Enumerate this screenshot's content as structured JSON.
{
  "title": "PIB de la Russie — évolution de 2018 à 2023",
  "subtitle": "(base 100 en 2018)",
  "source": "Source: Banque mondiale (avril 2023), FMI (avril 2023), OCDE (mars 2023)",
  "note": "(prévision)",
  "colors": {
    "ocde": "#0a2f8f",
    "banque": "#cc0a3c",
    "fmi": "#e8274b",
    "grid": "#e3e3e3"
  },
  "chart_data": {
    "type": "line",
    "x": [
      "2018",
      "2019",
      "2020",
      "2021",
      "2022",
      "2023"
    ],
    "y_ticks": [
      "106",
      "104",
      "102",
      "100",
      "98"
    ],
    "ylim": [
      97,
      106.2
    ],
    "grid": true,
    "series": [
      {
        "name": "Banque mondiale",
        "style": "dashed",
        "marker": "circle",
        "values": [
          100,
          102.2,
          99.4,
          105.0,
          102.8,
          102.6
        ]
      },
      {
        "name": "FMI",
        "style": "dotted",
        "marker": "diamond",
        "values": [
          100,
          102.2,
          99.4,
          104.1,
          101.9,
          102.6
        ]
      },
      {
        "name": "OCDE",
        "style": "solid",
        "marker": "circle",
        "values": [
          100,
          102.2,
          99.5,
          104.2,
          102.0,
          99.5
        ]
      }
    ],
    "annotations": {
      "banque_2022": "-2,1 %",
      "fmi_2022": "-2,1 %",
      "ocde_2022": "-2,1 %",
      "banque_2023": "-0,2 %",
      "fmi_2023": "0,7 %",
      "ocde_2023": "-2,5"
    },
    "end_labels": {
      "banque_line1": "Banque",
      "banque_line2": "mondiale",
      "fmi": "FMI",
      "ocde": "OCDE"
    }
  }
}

▶ **Work to complete**
Exactly as shown, repeat every record.

▶ **Finished exercise**
Enumerate this screenshot's content as structured JSON.
{
  "title": "PIB de la Russie — évolution de 2018 à 2023",
  "subtitle": "(base 100 en 2018)",
  "source": "Source: Banque mondiale (avril 2023), FMI (avril 2023), OCDE (mars 2023)",
  "note": "(prévision)",
  "colors": {
    "ocde": "#0a2f8f",
    "banque": "#cc0a3c",
    "fmi": "#e8274b",
    "grid": "#e3e3e3"
  },
  "chart_data": {
    "type": "line",
    "x": [
      "2018",
      "2019",
      "2020",
      "2021",
      "2022",
      "2023"
    ],
    "y_ticks": [
      "106",
      "104",
      "102",
      "100",
      "98"
    ],
    "ylim": [
      97,
      106.2
    ],
    "grid": true,
    "series": [
      {
        "name": "Banque mondiale",
        "style": "dashed",
        "marker": "circle",
        "values": [
          100,
          102.2,
          99.4,
          105.0,
          102.8,
          102.6
        ]
      },
      {
        "name": "FMI",
        "style": "dotted",
        "marker": "diamond",
        "values": [
          100,
          102.2,
          99.4,
          104.1,
          101.9,
          102.6
        ]
      },
      {
        "name": "OCDE",
        "style": "solid",
        "marker": "circle",
        "values": [
          100,
          102.2,
          99.5,
          104.2,
          102.0,
          99.5
        ]
      }
    ],
    "annotations": {
      "banque_2022": "-2,1 %",
      "fmi_2022": "-2,1 %",
      "ocde_2022": "-2,1 %",
      "banque_2023": "-0,2 %",
      "fmi_2023": "0,7 %",
      "ocde_2023": "-2,5"
    },
    "end_labels": {
      "banque_line1": "Banque",
      "banque_line2": "mondiale",
      "fmi": "FMI",
      "ocde": "OCDE"
    }
  }
}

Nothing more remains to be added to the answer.